§ Extract:
▼

The tiny prison cell was home to President Emmerson Mnangagwa, where he was staring death in the face for close to a decade after he was imprisoned, for contravening Section 37 (1) (b) of the notorious Law and Order Maintenance Act.

President Mnangagwa was aged 18 when he was imprisoned and his prison number was 841/ 66. Just like JZ Moyo House at Number 141 along 10th Street in the city's oldest suburb, Cell 44 of "B" Hall at Khami Remand Prison should be turned into a historical attraction.

Apparently, the prison cell is pregnant with a history integral to Zimbabwe's liberation struggle. The need to recognise the cell as a national heritage site came after Zanu-PF Vice-President and Second Secretary Cde Kembo Mohadi said the restoration of the JZ Moyo House was in sync with President Mnangagwa's recent visit to the city to launch the Bulawayo Heritage Trail.

"The JZ Moyo House is an important part of the Bulawayo Heritage Trail and adds to the voice of preserving the narrative of the legacy of nationalism. Makokoba represents the beginning and the founding of the national movements behind the liberation struggle such as National Democratic Party, Zapu and others," he said.

There is no doubt that both JZ Moyo House and Cell 44 of "B" Hall at Khami Remand Prison are an important part of the Bulawayo Heritage Trail and add to the voice of preserving the narrative of the legacy of nationalism hence the need for it to be recognised as a national heritage site.

President Mnangagwa was bundled into the tiny cell in question after he was arrested in Salisbury's Highfield township in 1965 for being part of the Crocodile Gang that carried out sabotage activities against the Rhodesian regime after receiving military training in China.

▲

Entries contained in a dataset:
▼

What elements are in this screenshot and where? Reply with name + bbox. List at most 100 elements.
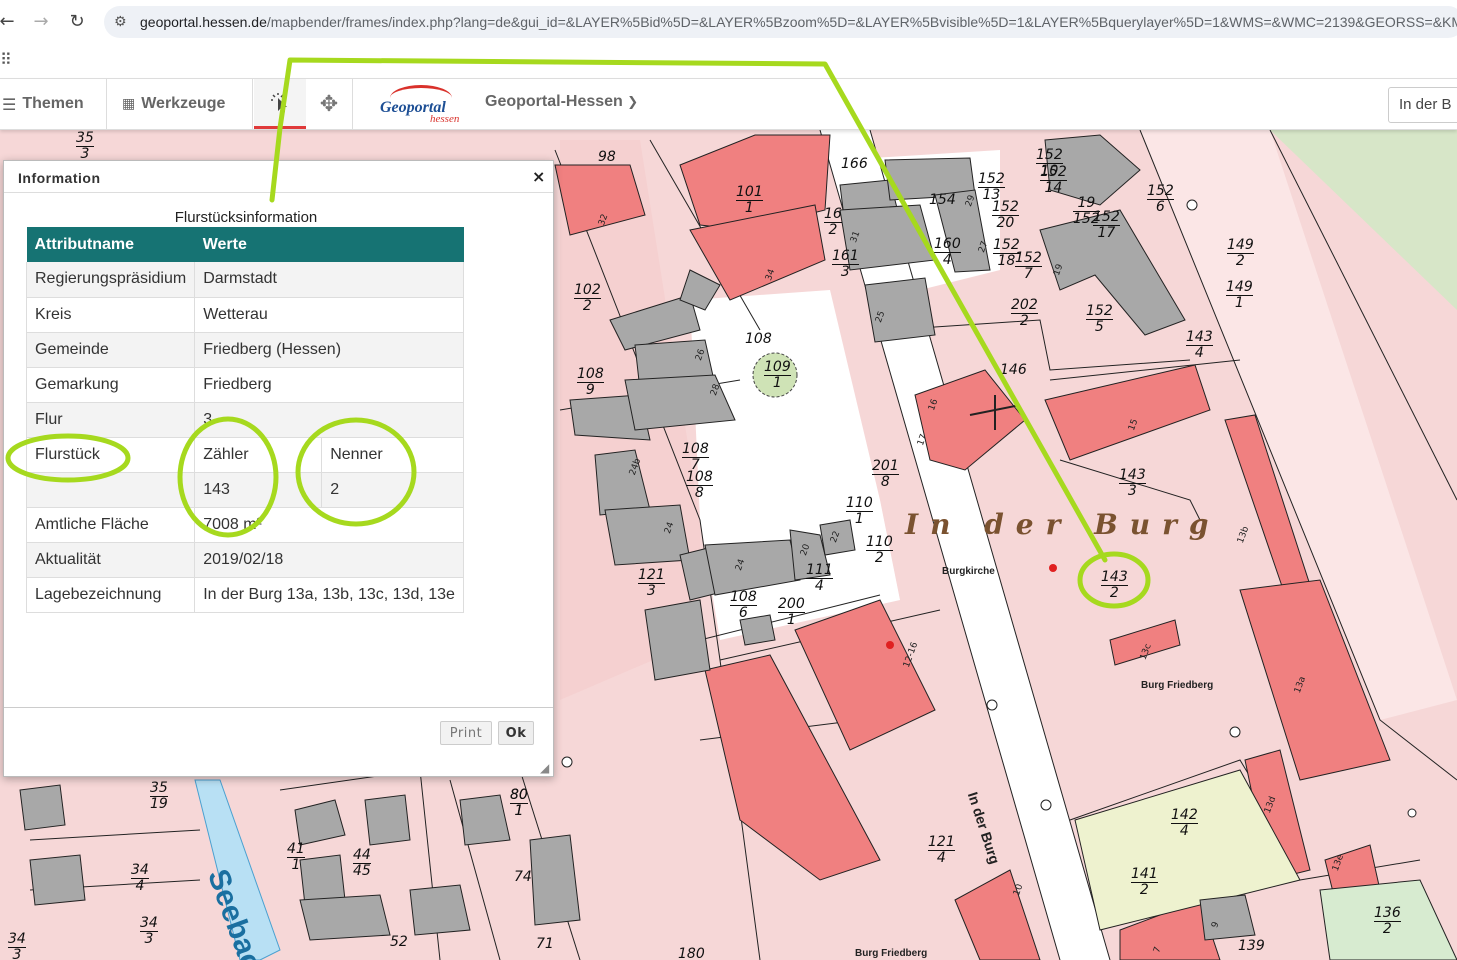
parcel-denominator: 7 xyxy=(1023,266,1033,282)
value-cell: 3 xyxy=(194,402,464,438)
survey-point xyxy=(1049,564,1057,572)
parcel-numerator: 121 xyxy=(638,567,665,584)
werkzeuge-button[interactable]: ▦ Werkzeuge xyxy=(122,79,225,129)
attribute-name-cell: Lagebezeichnung xyxy=(25,577,196,613)
parcel-denominator: 1 xyxy=(854,511,864,527)
parcel-number-label: 71 xyxy=(536,937,554,952)
parcel-number-label: 143 2 xyxy=(1101,570,1128,601)
parcel-numerator: 34 xyxy=(131,862,149,879)
parcel-numerator: 152 xyxy=(1015,250,1042,267)
search-input[interactable]: In der B xyxy=(1388,87,1457,123)
parcel-number-label: 154 xyxy=(929,193,956,208)
parcel-number-label: 146 xyxy=(1000,363,1027,378)
parcel-number-label: 74 xyxy=(514,870,532,885)
feature-info-button[interactable] xyxy=(254,79,306,129)
parcel-denominator: 4 xyxy=(936,850,946,866)
parcel-denominator: 3 xyxy=(144,931,154,947)
parcel-number-label: 143 4 xyxy=(1186,330,1213,361)
parcel-number-label: 41 1 xyxy=(287,842,305,873)
parcel-number-label: 16 2 xyxy=(824,207,842,238)
parcel-number-label: 152 14 xyxy=(1040,165,1067,196)
toolbar-divider xyxy=(106,79,107,129)
close-icon[interactable]: × xyxy=(532,167,545,186)
parcel-number-label: 34 4 xyxy=(131,863,149,894)
attribute-name-cell: Aktualität xyxy=(25,542,196,578)
street-name-label: In der Burg xyxy=(905,508,1221,541)
parcel-numerator: 71 xyxy=(536,936,554,952)
parcel-denominator: 5 xyxy=(1094,319,1104,335)
attribute-name-cell: Flurstück xyxy=(25,437,196,473)
print-button[interactable]: Print xyxy=(440,721,492,745)
back-icon[interactable]: ← xyxy=(0,8,20,34)
parcel-number-label: 142 4 xyxy=(1171,808,1198,839)
parcel-numerator: 108 xyxy=(745,331,772,347)
pointer-click-icon xyxy=(271,92,287,113)
attribute-name-cell: Amtliche Fläche xyxy=(25,507,196,543)
value-cell: Wetterau xyxy=(194,297,464,333)
site-info-icon[interactable]: ⚙ xyxy=(114,14,127,30)
parcel-numerator: 202 xyxy=(1011,297,1038,314)
parcel-number-label: 34 3 xyxy=(8,932,26,960)
parcel-number-label: 202 2 xyxy=(1011,298,1038,329)
parcel-number-label: 201 8 xyxy=(872,459,899,490)
address-bar[interactable]: ⚙ geoportal.hessen.de/mapbender/frames/i… xyxy=(104,6,1457,38)
themen-button[interactable]: ☰ Themen xyxy=(2,79,84,129)
parcel-denominator: 9 xyxy=(585,382,595,398)
value-cell: Friedberg (Hessen) xyxy=(194,332,464,368)
resize-handle-icon[interactable]: ◢ xyxy=(540,761,549,775)
parcel-numerator: 152 xyxy=(1036,147,1063,164)
attribute-name-cell: Flur xyxy=(25,402,196,438)
parcel-numerator: 108 xyxy=(682,441,709,458)
browser-toolbar: ← → ↻ ⚙ geoportal.hessen.de/mapbender/fr… xyxy=(0,0,1457,44)
parcel-numerator: 80 xyxy=(510,787,528,804)
parcel-numerator: 152 xyxy=(1040,164,1067,181)
parcel-numerator: 136 xyxy=(1374,905,1401,922)
pan-move-icon[interactable]: ✥ xyxy=(306,79,352,129)
table-row: Amtliche Fläche 7008 m² xyxy=(25,507,464,543)
parcel-number-label: 166 xyxy=(841,157,868,172)
header-attributname: Attributname xyxy=(26,227,195,262)
parcel-number-label: 109 1 xyxy=(764,360,791,391)
grid-icon: ▦ xyxy=(122,96,136,112)
parcel-numerator: 102 xyxy=(574,282,601,299)
parcel-number-label: 152 7 xyxy=(1015,251,1042,282)
apps-grid-icon[interactable]: ⠿ xyxy=(0,50,12,69)
ok-button[interactable]: Ok xyxy=(498,721,534,745)
parcel-denominator: 8 xyxy=(880,474,890,490)
parcel-number-label: 152 6 xyxy=(1147,184,1174,215)
table-row: Aktualität 2019/02/18 xyxy=(25,542,464,578)
parcel-number-label: 101 1 xyxy=(736,185,763,216)
parcel-numerator: 44 xyxy=(353,847,371,864)
reload-icon[interactable]: ↻ xyxy=(64,8,90,34)
parcel-numerator: 143 xyxy=(1119,467,1146,484)
table-caption: Flurstücksinformation xyxy=(174,209,318,226)
geoportal-logo[interactable]: Geoportal hessen xyxy=(376,85,476,125)
parcel-numerator: 19 xyxy=(1073,196,1100,212)
parcel-number-label: 98 xyxy=(598,150,616,165)
portal-dropdown[interactable]: Geoportal-Hessen ❯ xyxy=(485,93,638,111)
zaehler-value: 143 xyxy=(194,472,323,508)
parcel-numerator: 201 xyxy=(872,458,899,475)
forward-icon[interactable]: → xyxy=(28,8,54,34)
parcel-number-label: 136 2 xyxy=(1374,906,1401,937)
parcel-denominator: 8 xyxy=(694,485,704,501)
parcel-number-label: 143 3 xyxy=(1119,468,1146,499)
parcel-numerator: 52 xyxy=(390,934,408,950)
parcel-numerator: 149 xyxy=(1226,279,1253,296)
parcel-numerator: 142 xyxy=(1171,807,1198,824)
table-row: Regierungspräsidium Darmstadt xyxy=(25,262,464,298)
parcel-number-label: 200 1 xyxy=(778,597,805,628)
toolbar-divider xyxy=(352,79,353,129)
werkzeuge-label: Werkzeuge xyxy=(141,95,226,112)
dialog-titlebar[interactable]: Information × xyxy=(4,161,553,193)
parcel-numerator: 200 xyxy=(778,596,805,613)
nenner-value: 2 xyxy=(321,472,464,508)
parcel-numerator: 110 xyxy=(846,495,873,512)
survey-point xyxy=(886,641,894,649)
parcel-denominator: 2 xyxy=(582,298,592,314)
bookmark-bar: ⠿ xyxy=(0,44,1457,78)
parcel-numerator: 41 xyxy=(287,841,305,858)
app-toolbar: ☰ Themen ▦ Werkzeuge ✥ Geoportal hessen … xyxy=(0,78,1457,130)
church-label: Burgkirche xyxy=(942,566,995,577)
table-row: Gemeinde Friedberg (Hessen) xyxy=(25,332,464,368)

▲

§ The request: Continue the article about Cell 44 at Khami Remand Prison, starting after its final sentence.

§ Response for this exercise:
Operations of the Crocodile Gang had included killing a resident farmer and police reservist, Petrus Oberholtzer at Nyanyadzi and blowing up a train at Fort Victoria, now Masvingo.

The latter incident led to the capture and subsequent hanging of James Dhlamini and Victor Mlambo. In January 1965, President Mnangagwa was arrested by police inspectors at Michael Mawema's house in Highfield in connection with the incident.

It is believed that Mawema, a nationalist, had betrayed Mnangagwa to police. After being arrested, President Mnangagwa was tortured and confessed to the crime under the Law and Order Maintenance Act and would have been hanged, but was spared on account of his age.

Transforming the prison cell into a historical monument would be a celebration of the struggle and a symbol of the finest qualities of the human spirit.

The move would also help the younger generation to appreciate and value the country's liberation war history.

A visit to the cell where President Mnangagwa and other political prisoners like Cde Mohadi and the late national hero and journalist Willie Musarurwa spent part of their lives resonates a powerful symbol of hope and resilience thus the need to transform it to a national heritage site.

The cell is on the immediate right-hand side of the entrance, known as a "single cell" because of its design to hold one person, is unoccupied, but it remains as austere with the double walls, as ever.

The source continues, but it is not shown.